Your task is to copy every line of the entries that contains "Level".

BEGIN

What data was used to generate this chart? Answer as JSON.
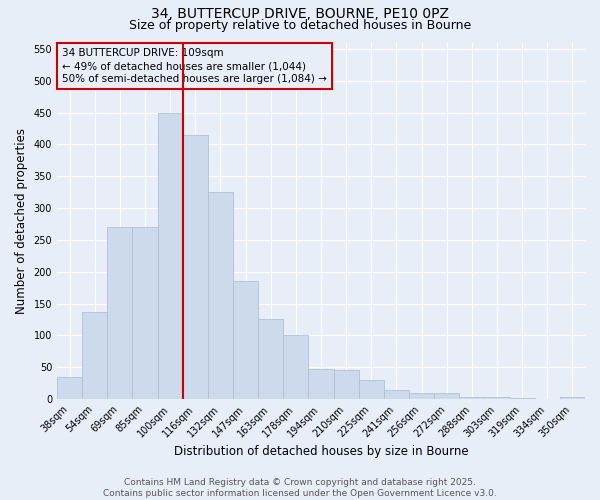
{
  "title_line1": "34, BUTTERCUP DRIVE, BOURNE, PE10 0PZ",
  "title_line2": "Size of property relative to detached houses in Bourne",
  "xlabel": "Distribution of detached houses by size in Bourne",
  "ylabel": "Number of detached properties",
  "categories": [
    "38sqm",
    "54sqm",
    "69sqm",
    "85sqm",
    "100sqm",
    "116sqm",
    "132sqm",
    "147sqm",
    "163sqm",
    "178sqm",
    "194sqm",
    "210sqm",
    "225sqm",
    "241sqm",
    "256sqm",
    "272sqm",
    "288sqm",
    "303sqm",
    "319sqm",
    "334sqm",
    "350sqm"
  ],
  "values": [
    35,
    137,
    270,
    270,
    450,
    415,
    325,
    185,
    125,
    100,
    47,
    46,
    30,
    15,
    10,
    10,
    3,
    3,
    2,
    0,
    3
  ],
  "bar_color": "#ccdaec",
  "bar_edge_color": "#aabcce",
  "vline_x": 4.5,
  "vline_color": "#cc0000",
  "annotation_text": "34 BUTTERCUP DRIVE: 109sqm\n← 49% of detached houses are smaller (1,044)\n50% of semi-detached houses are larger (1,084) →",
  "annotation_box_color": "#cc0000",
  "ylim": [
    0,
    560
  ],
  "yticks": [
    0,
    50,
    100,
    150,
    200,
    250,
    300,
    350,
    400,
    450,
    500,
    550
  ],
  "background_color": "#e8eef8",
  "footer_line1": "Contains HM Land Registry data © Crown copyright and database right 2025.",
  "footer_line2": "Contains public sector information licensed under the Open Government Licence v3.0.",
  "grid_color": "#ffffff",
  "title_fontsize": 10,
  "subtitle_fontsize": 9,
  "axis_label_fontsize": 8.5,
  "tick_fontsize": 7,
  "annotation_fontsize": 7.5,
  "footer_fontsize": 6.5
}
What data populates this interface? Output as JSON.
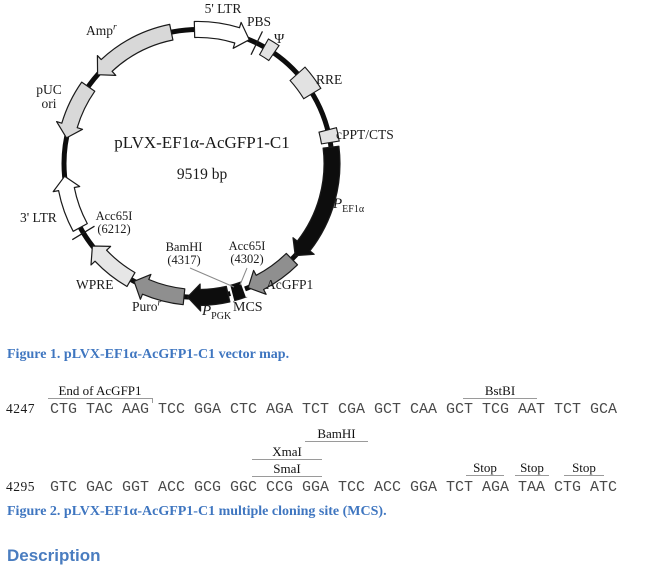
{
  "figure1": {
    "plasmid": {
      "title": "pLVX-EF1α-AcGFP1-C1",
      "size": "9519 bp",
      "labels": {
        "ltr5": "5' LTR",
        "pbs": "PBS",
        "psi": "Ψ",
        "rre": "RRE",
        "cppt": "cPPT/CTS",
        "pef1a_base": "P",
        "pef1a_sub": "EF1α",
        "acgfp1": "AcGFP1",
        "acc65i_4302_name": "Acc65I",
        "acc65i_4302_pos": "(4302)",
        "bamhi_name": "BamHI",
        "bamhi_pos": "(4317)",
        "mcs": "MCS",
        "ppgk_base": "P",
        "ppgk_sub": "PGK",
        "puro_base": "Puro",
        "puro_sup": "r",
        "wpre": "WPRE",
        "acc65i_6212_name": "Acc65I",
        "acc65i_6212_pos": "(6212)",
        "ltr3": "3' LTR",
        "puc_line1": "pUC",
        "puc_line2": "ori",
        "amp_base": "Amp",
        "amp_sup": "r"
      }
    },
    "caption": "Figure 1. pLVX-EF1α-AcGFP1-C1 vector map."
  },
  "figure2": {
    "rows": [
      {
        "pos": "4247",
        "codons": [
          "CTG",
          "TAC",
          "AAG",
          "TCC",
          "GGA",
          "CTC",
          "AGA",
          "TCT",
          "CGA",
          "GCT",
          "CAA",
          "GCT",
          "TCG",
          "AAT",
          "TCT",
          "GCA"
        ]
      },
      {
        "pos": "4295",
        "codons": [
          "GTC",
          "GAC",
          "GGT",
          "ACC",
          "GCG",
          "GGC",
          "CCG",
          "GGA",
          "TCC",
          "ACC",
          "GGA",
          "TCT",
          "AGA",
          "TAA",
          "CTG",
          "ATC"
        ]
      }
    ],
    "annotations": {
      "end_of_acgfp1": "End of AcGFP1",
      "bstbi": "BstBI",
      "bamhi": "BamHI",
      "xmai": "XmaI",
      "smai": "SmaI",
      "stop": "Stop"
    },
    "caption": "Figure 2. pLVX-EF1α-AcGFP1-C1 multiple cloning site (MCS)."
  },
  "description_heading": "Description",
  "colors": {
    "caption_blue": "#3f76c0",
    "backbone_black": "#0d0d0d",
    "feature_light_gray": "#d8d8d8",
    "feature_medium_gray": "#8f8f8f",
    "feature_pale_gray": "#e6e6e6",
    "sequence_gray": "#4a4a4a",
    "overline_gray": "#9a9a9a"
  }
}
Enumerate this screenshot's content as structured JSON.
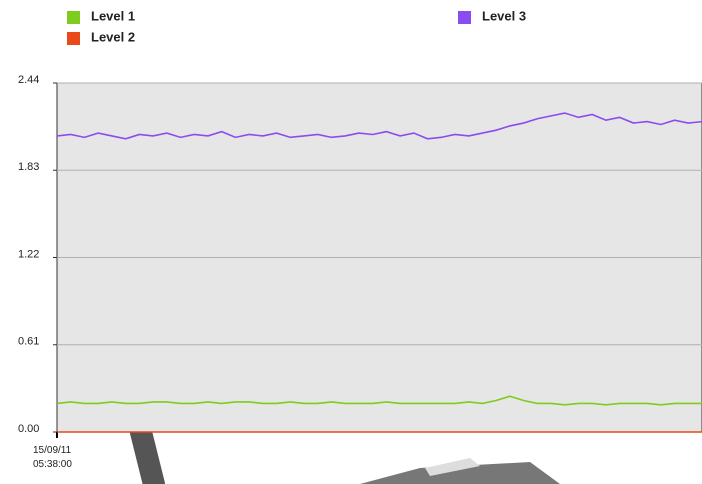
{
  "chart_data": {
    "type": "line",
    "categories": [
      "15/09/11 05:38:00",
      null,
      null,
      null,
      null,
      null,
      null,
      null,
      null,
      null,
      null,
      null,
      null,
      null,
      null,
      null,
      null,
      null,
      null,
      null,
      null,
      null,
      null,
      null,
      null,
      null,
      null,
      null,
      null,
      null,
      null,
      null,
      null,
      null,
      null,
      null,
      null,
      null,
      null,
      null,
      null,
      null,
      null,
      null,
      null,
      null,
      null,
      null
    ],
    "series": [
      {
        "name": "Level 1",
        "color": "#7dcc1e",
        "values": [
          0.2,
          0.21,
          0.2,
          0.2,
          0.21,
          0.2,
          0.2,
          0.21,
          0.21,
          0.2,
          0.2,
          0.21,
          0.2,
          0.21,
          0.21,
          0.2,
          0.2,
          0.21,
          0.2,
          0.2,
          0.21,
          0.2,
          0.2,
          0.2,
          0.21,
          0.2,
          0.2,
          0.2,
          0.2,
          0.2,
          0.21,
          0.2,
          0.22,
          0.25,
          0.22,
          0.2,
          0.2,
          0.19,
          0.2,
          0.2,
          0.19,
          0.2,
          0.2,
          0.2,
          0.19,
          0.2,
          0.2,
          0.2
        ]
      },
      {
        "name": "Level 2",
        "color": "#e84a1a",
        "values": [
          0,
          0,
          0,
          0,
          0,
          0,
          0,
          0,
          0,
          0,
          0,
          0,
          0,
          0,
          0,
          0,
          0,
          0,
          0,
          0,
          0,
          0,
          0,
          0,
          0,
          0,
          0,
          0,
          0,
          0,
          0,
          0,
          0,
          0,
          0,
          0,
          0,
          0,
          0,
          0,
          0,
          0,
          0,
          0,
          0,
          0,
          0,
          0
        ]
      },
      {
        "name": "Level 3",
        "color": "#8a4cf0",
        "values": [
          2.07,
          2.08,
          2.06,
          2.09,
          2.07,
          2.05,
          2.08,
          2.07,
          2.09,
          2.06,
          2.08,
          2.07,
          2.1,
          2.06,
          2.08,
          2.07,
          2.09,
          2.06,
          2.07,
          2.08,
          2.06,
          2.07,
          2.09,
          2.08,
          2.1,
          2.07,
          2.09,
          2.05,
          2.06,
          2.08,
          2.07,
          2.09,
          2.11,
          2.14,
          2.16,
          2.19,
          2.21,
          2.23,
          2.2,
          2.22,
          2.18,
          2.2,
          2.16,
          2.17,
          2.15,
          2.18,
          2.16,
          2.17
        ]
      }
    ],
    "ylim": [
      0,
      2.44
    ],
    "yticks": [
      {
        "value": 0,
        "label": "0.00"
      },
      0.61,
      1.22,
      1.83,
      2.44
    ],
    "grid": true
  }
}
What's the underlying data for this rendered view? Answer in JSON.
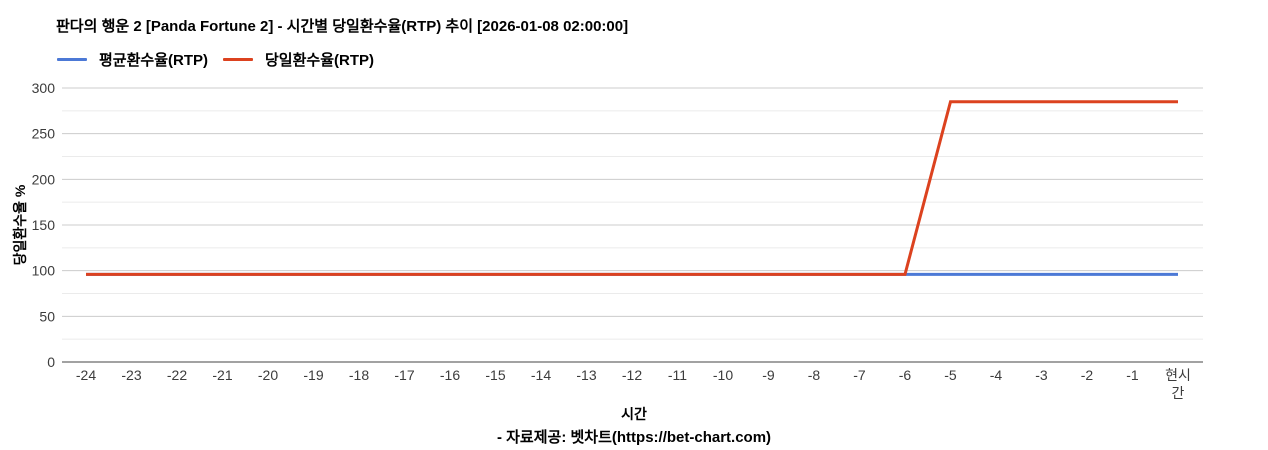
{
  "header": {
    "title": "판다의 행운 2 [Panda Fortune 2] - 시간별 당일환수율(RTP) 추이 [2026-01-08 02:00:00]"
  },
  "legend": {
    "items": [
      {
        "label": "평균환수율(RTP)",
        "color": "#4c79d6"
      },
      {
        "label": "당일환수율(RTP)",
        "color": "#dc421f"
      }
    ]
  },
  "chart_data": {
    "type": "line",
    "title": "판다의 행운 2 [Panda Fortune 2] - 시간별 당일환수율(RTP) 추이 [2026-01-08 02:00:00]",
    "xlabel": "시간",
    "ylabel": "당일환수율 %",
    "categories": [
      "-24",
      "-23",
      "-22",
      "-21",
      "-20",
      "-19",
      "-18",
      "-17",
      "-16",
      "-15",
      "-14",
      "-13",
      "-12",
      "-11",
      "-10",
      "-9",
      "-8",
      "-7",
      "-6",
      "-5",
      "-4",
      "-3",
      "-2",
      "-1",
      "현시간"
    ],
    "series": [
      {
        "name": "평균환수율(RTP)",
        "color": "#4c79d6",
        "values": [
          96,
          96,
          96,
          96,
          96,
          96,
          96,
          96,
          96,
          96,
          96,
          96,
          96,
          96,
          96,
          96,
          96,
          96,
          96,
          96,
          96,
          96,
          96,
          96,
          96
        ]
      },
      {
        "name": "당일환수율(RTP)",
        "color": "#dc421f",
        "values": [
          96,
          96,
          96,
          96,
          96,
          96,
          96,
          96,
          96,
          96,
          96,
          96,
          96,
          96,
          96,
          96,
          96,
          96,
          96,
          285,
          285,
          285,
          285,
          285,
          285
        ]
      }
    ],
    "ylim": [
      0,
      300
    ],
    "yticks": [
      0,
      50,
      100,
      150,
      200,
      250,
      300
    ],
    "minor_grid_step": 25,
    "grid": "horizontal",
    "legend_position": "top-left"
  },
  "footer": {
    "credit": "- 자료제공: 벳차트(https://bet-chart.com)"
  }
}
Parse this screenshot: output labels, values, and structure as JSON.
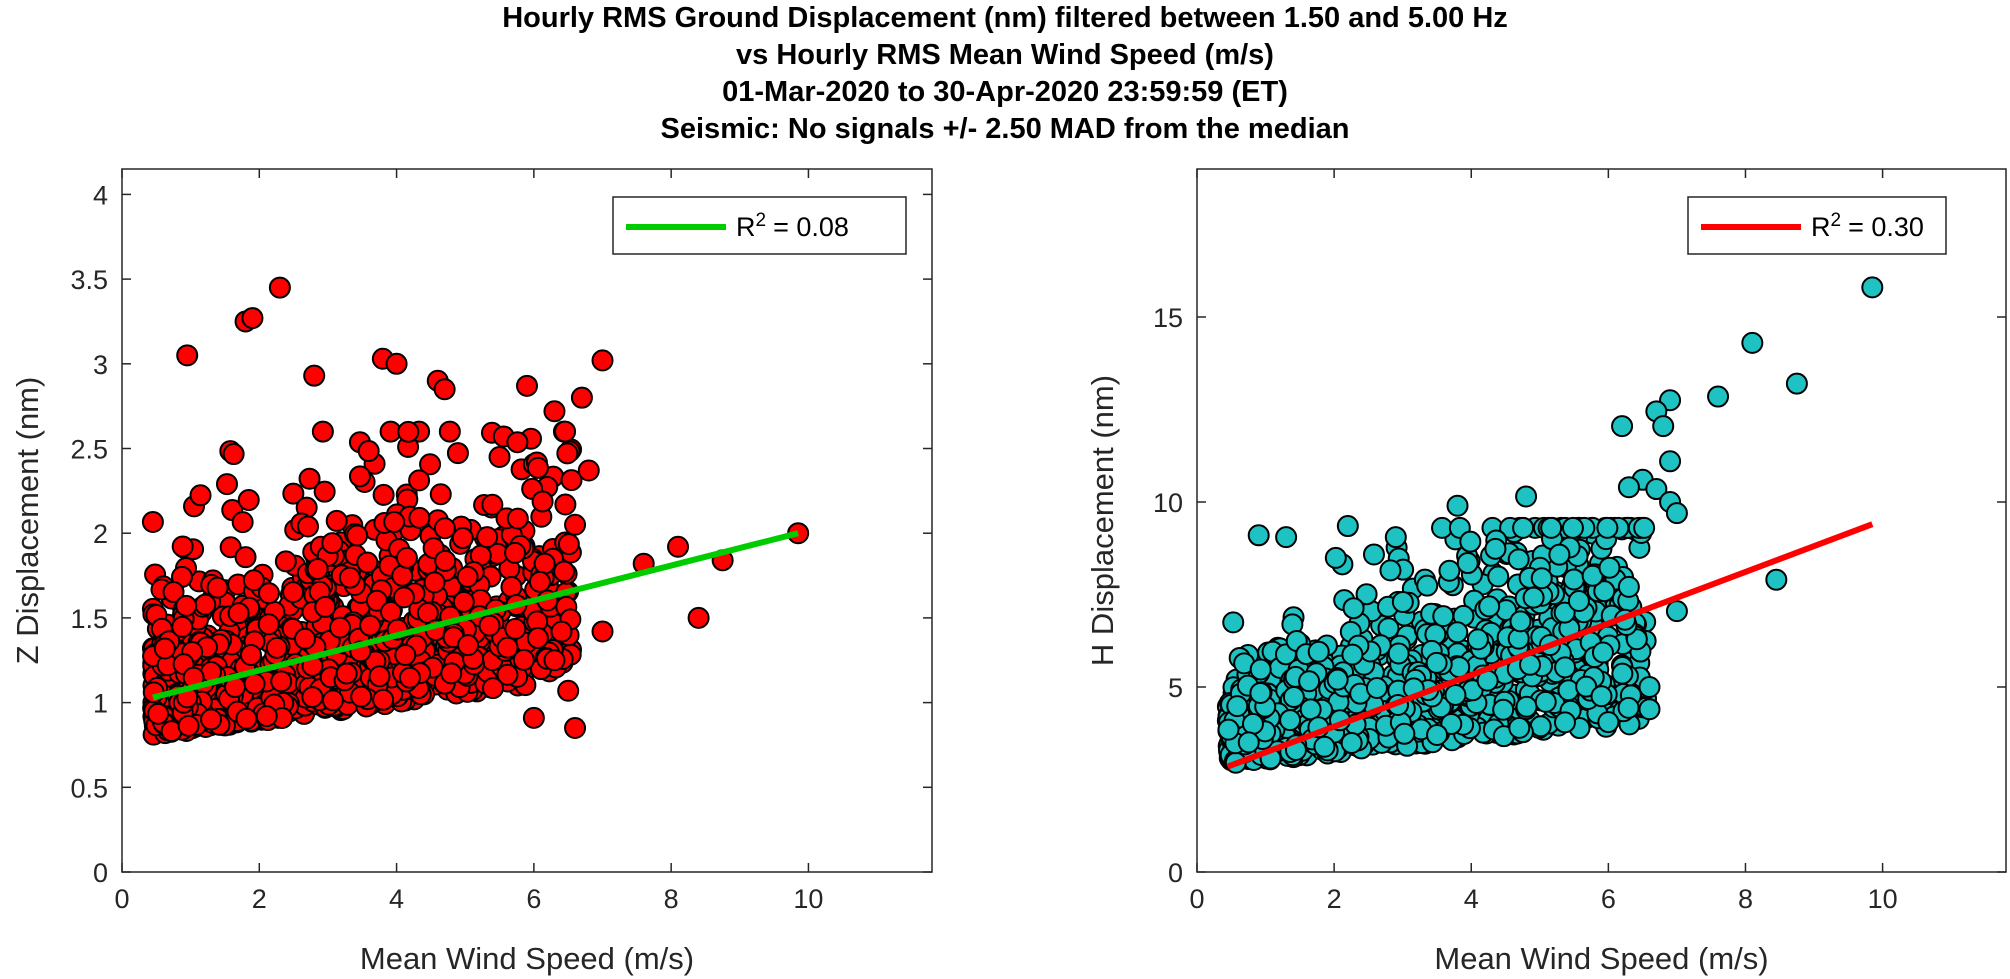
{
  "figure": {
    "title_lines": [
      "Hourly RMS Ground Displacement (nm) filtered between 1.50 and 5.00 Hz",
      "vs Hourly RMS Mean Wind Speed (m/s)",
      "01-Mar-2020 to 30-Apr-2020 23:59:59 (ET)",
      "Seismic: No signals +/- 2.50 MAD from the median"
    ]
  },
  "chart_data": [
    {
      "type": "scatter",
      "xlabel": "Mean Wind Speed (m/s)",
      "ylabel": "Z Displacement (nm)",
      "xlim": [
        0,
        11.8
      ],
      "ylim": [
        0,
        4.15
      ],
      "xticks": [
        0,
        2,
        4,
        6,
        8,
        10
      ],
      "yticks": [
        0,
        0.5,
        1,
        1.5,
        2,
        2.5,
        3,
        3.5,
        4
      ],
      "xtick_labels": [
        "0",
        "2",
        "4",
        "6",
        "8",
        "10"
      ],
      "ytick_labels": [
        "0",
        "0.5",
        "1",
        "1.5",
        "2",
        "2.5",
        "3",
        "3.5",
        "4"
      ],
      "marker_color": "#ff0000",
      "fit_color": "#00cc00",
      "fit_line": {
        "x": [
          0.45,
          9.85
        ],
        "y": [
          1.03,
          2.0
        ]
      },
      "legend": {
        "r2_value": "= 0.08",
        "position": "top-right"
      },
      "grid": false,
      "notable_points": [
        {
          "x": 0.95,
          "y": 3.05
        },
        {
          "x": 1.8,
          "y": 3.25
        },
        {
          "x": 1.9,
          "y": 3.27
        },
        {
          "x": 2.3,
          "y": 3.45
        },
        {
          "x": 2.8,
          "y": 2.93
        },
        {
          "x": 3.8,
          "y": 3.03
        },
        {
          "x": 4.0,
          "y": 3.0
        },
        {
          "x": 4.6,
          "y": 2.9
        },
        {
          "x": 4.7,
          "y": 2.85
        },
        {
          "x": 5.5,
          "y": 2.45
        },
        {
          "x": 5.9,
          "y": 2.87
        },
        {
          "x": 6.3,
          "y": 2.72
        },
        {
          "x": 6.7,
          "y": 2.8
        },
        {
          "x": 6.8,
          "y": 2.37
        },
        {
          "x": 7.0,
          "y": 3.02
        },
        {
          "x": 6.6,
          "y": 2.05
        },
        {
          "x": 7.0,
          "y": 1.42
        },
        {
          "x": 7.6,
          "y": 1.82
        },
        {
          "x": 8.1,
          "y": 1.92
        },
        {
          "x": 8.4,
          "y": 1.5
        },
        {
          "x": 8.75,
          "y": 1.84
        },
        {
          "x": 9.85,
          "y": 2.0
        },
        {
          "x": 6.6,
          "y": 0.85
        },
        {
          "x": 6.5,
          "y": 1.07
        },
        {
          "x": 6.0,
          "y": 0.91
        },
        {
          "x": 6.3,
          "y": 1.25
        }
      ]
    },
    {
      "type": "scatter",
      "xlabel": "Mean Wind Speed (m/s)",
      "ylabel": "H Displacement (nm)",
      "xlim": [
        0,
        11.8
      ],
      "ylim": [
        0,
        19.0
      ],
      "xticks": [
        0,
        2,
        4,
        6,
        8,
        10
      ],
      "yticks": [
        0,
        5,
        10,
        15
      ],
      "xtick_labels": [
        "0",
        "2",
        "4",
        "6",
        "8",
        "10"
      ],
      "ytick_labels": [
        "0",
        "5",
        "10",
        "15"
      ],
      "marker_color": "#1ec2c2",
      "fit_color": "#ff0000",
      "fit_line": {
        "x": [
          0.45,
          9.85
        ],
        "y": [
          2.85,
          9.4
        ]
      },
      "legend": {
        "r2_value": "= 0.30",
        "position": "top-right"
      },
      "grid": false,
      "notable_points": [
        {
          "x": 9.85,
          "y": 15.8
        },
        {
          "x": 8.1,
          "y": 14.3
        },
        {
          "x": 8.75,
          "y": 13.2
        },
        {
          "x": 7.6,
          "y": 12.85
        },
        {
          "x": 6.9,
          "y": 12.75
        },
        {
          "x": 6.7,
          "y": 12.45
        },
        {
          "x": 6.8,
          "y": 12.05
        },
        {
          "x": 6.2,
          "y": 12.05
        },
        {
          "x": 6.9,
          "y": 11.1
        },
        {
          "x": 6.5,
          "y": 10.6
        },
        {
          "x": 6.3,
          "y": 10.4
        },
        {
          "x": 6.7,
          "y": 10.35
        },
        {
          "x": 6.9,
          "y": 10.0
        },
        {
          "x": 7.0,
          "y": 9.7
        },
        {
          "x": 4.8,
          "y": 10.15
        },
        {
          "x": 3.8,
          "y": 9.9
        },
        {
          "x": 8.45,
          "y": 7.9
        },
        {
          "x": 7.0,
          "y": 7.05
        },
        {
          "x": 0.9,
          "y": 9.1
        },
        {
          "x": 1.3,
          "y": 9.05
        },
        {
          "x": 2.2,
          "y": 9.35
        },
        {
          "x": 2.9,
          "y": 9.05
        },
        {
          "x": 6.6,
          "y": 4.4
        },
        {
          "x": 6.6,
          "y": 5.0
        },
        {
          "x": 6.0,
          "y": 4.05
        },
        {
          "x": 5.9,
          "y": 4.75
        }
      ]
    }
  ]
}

END

→ Answer to this problem
        "name": "Level 1",
        "name": "Level 2",
        "name": "Level 3",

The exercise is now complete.